Task details
Wherever the word "religion" shows up in a line, please copy that line.

[Begin Supplied material]

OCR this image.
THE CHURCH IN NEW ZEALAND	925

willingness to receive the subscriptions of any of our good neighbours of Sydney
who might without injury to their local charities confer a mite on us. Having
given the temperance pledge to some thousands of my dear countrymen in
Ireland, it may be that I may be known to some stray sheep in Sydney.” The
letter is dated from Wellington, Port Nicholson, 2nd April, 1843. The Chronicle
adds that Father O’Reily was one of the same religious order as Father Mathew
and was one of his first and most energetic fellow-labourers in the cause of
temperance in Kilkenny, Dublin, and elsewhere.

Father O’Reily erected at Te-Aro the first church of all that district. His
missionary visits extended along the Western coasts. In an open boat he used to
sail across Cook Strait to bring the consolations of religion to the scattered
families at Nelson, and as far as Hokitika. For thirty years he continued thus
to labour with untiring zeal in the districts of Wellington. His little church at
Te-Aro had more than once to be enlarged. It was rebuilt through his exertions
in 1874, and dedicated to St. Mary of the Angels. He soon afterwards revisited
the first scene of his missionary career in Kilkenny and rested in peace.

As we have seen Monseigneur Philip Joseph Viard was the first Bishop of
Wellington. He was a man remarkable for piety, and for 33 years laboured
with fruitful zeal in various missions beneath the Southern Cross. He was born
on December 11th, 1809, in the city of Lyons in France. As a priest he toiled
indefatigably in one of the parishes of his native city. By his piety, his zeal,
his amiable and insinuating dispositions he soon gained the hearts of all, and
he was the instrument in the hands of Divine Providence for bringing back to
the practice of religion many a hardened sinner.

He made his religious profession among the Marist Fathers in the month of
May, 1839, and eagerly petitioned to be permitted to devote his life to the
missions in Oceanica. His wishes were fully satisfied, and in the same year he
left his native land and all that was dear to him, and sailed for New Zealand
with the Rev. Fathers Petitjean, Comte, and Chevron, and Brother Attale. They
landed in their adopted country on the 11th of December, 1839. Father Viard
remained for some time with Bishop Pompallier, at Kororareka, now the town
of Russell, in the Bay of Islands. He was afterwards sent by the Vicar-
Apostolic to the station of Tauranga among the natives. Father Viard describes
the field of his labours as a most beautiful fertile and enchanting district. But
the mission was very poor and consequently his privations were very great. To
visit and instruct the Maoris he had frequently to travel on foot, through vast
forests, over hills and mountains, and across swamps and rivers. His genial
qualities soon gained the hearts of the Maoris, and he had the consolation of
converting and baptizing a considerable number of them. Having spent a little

[End Supplied material]

Exercise result
sail across Cook Strait to bring the consolations of religion to the scattered
the practice of religion many a hardened sinner.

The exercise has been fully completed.